**Job**
Gather all lines in the data that hold the string "image".
Start of Materials provided
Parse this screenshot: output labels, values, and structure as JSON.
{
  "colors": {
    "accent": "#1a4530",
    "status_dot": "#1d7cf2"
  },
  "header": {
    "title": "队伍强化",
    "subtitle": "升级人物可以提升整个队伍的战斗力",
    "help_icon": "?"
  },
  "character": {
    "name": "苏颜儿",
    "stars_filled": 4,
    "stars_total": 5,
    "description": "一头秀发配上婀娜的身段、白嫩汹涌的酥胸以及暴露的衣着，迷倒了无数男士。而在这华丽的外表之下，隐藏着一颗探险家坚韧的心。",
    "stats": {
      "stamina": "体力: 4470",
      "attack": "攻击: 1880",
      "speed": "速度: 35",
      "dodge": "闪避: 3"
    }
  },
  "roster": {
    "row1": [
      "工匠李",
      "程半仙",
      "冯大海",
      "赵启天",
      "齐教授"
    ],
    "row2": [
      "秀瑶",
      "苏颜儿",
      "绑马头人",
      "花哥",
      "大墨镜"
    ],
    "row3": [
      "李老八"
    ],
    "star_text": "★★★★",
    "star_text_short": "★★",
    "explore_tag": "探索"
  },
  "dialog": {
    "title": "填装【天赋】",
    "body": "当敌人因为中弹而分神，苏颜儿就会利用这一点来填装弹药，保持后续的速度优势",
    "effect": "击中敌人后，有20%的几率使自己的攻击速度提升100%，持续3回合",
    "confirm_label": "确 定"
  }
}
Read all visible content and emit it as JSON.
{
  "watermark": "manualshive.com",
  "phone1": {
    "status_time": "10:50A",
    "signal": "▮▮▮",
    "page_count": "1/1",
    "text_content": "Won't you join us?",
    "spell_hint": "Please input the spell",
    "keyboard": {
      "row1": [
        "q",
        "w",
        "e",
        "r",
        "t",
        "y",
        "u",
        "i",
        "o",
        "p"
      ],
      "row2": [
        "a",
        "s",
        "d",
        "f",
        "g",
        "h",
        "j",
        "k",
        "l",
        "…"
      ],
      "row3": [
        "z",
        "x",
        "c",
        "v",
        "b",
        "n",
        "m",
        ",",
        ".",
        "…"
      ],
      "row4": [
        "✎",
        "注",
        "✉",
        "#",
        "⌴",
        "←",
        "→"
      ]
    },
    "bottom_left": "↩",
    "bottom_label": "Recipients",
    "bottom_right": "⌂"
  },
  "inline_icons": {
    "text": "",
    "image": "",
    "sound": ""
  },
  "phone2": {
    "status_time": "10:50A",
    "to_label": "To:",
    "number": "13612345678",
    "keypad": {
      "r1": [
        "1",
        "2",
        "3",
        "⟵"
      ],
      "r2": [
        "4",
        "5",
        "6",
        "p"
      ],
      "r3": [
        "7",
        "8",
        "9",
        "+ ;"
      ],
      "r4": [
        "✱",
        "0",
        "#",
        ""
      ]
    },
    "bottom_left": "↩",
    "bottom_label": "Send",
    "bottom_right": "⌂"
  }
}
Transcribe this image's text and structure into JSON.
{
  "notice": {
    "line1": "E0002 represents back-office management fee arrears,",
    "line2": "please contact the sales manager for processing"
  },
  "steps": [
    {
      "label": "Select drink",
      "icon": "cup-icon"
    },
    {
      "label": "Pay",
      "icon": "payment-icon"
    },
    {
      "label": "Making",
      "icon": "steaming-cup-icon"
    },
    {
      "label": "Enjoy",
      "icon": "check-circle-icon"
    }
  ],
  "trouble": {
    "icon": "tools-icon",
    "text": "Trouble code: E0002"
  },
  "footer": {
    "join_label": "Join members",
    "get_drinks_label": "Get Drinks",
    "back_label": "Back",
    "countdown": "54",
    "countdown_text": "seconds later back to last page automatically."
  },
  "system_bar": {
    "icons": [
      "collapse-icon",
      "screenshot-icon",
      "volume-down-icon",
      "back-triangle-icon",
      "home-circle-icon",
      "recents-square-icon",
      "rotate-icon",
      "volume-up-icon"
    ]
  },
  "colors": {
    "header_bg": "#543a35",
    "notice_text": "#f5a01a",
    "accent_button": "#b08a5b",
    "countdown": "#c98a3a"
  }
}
End of Materials provided
**Exercise solution**
    "image": "",
Transcribe this image's text and structure into JSON.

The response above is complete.